* _TASK_:
Reproduce the data below line for line, with no changes.

Extracted records
━━━━━━━━━━━━━━━━━━━━
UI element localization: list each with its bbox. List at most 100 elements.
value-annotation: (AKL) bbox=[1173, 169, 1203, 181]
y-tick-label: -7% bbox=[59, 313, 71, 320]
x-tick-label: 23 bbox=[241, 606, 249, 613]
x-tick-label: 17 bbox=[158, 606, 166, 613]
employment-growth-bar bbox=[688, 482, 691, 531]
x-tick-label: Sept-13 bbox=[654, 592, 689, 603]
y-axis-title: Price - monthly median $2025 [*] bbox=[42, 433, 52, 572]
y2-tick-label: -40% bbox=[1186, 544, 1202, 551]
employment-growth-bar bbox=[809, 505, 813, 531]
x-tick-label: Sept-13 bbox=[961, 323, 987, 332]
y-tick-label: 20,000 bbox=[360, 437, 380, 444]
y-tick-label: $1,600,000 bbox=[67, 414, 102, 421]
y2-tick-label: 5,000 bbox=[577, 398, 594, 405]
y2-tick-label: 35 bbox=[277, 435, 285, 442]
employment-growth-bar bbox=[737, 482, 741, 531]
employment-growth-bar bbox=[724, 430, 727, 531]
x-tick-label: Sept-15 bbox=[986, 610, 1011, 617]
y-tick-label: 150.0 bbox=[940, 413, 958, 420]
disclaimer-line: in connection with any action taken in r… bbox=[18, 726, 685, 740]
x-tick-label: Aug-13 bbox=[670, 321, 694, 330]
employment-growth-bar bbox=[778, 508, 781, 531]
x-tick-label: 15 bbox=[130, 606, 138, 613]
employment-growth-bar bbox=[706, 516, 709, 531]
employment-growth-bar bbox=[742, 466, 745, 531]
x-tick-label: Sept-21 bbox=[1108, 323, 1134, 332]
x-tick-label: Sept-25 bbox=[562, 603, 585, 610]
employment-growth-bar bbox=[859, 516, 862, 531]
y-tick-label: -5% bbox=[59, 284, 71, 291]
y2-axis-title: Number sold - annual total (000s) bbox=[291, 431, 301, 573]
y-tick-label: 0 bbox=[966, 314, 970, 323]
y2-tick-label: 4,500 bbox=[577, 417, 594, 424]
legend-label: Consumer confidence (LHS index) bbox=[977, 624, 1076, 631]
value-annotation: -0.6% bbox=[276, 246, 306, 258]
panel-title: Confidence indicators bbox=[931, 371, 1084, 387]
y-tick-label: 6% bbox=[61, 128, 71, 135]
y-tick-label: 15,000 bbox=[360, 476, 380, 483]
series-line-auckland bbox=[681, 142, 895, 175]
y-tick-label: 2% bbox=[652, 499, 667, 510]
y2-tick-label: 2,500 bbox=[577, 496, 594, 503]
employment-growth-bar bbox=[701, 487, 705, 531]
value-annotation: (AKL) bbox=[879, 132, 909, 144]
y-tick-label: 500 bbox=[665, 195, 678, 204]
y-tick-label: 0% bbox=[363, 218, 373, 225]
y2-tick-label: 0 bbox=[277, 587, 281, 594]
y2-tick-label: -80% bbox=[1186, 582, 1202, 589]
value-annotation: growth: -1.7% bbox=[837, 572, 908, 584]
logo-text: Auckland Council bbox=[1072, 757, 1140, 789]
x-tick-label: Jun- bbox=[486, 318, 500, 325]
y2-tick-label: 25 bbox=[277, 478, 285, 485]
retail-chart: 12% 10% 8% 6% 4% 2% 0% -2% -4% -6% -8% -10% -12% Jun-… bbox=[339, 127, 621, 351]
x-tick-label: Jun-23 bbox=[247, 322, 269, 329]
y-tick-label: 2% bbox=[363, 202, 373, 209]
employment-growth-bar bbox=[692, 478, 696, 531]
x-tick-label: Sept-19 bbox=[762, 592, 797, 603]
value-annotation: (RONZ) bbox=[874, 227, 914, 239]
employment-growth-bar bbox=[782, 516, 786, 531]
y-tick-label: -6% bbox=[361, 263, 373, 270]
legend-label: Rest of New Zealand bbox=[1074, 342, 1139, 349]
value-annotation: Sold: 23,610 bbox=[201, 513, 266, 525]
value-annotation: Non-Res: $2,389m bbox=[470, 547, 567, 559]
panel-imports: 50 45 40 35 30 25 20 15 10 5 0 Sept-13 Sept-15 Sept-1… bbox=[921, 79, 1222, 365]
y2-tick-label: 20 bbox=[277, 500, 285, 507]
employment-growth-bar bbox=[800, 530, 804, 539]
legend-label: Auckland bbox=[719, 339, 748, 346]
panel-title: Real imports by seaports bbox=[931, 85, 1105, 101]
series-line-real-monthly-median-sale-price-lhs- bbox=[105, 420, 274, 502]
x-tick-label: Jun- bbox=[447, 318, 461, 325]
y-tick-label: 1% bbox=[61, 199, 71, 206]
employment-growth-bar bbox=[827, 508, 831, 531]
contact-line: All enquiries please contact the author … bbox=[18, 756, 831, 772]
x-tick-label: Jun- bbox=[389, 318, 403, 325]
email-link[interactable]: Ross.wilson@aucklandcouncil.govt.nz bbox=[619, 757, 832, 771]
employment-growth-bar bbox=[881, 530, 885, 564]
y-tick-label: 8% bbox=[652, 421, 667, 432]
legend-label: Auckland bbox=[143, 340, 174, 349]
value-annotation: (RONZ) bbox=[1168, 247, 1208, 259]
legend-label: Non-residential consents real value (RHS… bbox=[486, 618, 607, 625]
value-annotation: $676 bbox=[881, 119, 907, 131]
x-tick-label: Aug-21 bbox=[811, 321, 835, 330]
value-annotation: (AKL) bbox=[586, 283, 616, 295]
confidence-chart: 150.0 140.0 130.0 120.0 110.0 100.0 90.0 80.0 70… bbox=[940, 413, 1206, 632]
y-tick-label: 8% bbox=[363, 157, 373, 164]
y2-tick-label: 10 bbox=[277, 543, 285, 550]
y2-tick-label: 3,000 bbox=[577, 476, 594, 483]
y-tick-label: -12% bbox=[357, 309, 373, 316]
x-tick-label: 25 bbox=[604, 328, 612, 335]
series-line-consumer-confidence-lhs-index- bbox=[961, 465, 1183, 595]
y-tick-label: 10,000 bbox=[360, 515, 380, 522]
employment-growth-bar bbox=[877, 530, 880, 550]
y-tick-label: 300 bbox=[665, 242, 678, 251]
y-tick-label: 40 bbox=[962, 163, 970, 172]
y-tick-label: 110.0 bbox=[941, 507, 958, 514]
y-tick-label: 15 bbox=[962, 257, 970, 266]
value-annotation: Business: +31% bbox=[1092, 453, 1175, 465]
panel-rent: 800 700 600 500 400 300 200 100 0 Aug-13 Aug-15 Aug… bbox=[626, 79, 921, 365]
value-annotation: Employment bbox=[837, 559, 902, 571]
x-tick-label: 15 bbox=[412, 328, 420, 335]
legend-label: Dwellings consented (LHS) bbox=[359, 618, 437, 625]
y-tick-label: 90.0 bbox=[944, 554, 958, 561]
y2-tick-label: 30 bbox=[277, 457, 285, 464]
━━━━━━━━━━━━━━━━━━━━
* _EXPECTED OUTPUT_:
UI element localization: list each with its bbox. List at most 100 elements.
value-annotation: (AKL) bbox=[1173, 169, 1203, 181]
y-tick-label: -7% bbox=[59, 313, 71, 320]
x-tick-label: 23 bbox=[241, 606, 249, 613]
x-tick-label: 17 bbox=[158, 606, 166, 613]
employment-growth-bar bbox=[688, 482, 691, 531]
x-tick-label: Sept-13 bbox=[654, 592, 689, 603]
y-axis-title: Price - monthly median $2025 [*] bbox=[42, 433, 52, 572]
y2-tick-label: -40% bbox=[1186, 544, 1202, 551]
employment-growth-bar bbox=[809, 505, 813, 531]
x-tick-label: Sept-13 bbox=[961, 323, 987, 332]
y-tick-label: 20,000 bbox=[360, 437, 380, 444]
y-tick-label: $1,600,000 bbox=[67, 414, 102, 421]
y2-tick-label: 5,000 bbox=[577, 398, 594, 405]
y2-tick-label: 35 bbox=[277, 435, 285, 442]
employment-growth-bar bbox=[737, 482, 741, 531]
employment-growth-bar bbox=[724, 430, 727, 531]
x-tick-label: Sept-15 bbox=[986, 610, 1011, 617]
y-tick-label: 150.0 bbox=[940, 413, 958, 420]
disclaimer-line: in connection with any action taken in r… bbox=[18, 726, 685, 740]
x-tick-label: Aug-13 bbox=[670, 321, 694, 330]
employment-growth-bar bbox=[778, 508, 781, 531]
x-tick-label: 15 bbox=[130, 606, 138, 613]
employment-growth-bar bbox=[706, 516, 709, 531]
employment-growth-bar bbox=[742, 466, 745, 531]
x-tick-label: Sept-21 bbox=[1108, 323, 1134, 332]
x-tick-label: Sept-25 bbox=[562, 603, 585, 610]
employment-growth-bar bbox=[859, 516, 862, 531]
y-tick-label: -5% bbox=[59, 284, 71, 291]
y2-axis-title: Number sold - annual total (000s) bbox=[291, 431, 301, 573]
y-tick-label: 0 bbox=[966, 314, 970, 323]
y2-tick-label: 4,500 bbox=[577, 417, 594, 424]
legend-label: Consumer confidence (LHS index) bbox=[977, 624, 1076, 631]
value-annotation: -0.6% bbox=[276, 246, 306, 258]
panel-title: Confidence indicators bbox=[931, 371, 1084, 387]
y-tick-label: 6% bbox=[61, 128, 71, 135]
y-tick-label: 15,000 bbox=[360, 476, 380, 483]
series-line-auckland bbox=[681, 142, 895, 175]
y-tick-label: 2% bbox=[652, 499, 667, 510]
y2-tick-label: 2,500 bbox=[577, 496, 594, 503]
employment-growth-bar bbox=[701, 487, 705, 531]
value-annotation: (AKL) bbox=[879, 132, 909, 144]
y-tick-label: 500 bbox=[665, 195, 678, 204]
y-tick-label: 0% bbox=[363, 218, 373, 225]
y2-tick-label: 0 bbox=[277, 587, 281, 594]
y2-tick-label: -80% bbox=[1186, 582, 1202, 589]
value-annotation: growth: -1.7% bbox=[837, 572, 908, 584]
logo-text: Auckland Council bbox=[1072, 757, 1140, 789]
x-tick-label: Jun- bbox=[486, 318, 500, 325]
y2-tick-label: 25 bbox=[277, 478, 285, 485]
retail-chart: 12% 10% 8% 6% 4% 2% 0% -2% -4% -6% -8% -10% -12% Jun-… bbox=[339, 127, 621, 351]
x-tick-label: Jun-23 bbox=[247, 322, 269, 329]
y-tick-label: 2% bbox=[363, 202, 373, 209]
employment-growth-bar bbox=[692, 478, 696, 531]
x-tick-label: Sept-19 bbox=[762, 592, 797, 603]
value-annotation: (RONZ) bbox=[874, 227, 914, 239]
employment-growth-bar bbox=[782, 516, 786, 531]
y-tick-label: -6% bbox=[361, 263, 373, 270]
legend-label: Rest of New Zealand bbox=[1074, 342, 1139, 349]
value-annotation: Sold: 23,610 bbox=[201, 513, 266, 525]
value-annotation: Non-Res: $2,389m bbox=[470, 547, 567, 559]
panel-imports: 50 45 40 35 30 25 20 15 10 5 0 Sept-13 Sept-15 Sept-1… bbox=[921, 79, 1222, 365]
y2-tick-label: 20 bbox=[277, 500, 285, 507]
employment-growth-bar bbox=[800, 530, 804, 539]
legend-label: Auckland bbox=[719, 339, 748, 346]
panel-title: Real imports by seaports bbox=[931, 85, 1105, 101]
series-line-real-monthly-median-sale-price-lhs- bbox=[105, 420, 274, 502]
x-tick-label: Jun- bbox=[447, 318, 461, 325]
y-tick-label: 1% bbox=[61, 199, 71, 206]
employment-growth-bar bbox=[827, 508, 831, 531]
contact-line: All enquiries please contact the author … bbox=[18, 756, 831, 772]
x-tick-label: Jun- bbox=[389, 318, 403, 325]
email-link[interactable]: Ross.wilson@aucklandcouncil.govt.nz bbox=[619, 757, 832, 771]
employment-growth-bar bbox=[881, 530, 885, 564]
y-tick-label: 8% bbox=[652, 421, 667, 432]
legend-label: Auckland bbox=[143, 340, 174, 349]
value-annotation: (RONZ) bbox=[1168, 247, 1208, 259]
legend-label: Non-residential consents real value (RHS… bbox=[486, 618, 607, 625]
value-annotation: $676 bbox=[881, 119, 907, 131]
x-tick-label: Aug-21 bbox=[811, 321, 835, 330]
value-annotation: (AKL) bbox=[586, 283, 616, 295]
confidence-chart: 150.0 140.0 130.0 120.0 110.0 100.0 90.0 80.0 70… bbox=[940, 413, 1206, 632]
y-tick-label: 8% bbox=[363, 157, 373, 164]
y2-tick-label: 10 bbox=[277, 543, 285, 550]
y2-tick-label: 3,000 bbox=[577, 476, 594, 483]
y-tick-label: -12% bbox=[357, 309, 373, 316]
x-tick-label: 25 bbox=[604, 328, 612, 335]
series-line-consumer-confidence-lhs-index- bbox=[961, 465, 1183, 595]
y-tick-label: 10,000 bbox=[360, 515, 380, 522]
employment-growth-bar bbox=[877, 530, 880, 550]
y-tick-label: 300 bbox=[665, 242, 678, 251]
y-tick-label: 40 bbox=[962, 163, 970, 172]
y-tick-label: 110.0 bbox=[941, 507, 958, 514]
y-tick-label: 15 bbox=[962, 257, 970, 266]
value-annotation: Business: +31% bbox=[1092, 453, 1175, 465]
panel-rent: 800 700 600 500 400 300 200 100 0 Aug-13 Aug-15 Aug… bbox=[626, 79, 921, 365]
value-annotation: Employment bbox=[837, 559, 902, 571]
x-tick-label: 15 bbox=[412, 328, 420, 335]
legend-label: Dwellings consented (LHS) bbox=[359, 618, 437, 625]
y-tick-label: 90.0 bbox=[944, 554, 958, 561]
y2-tick-label: 30 bbox=[277, 457, 285, 464]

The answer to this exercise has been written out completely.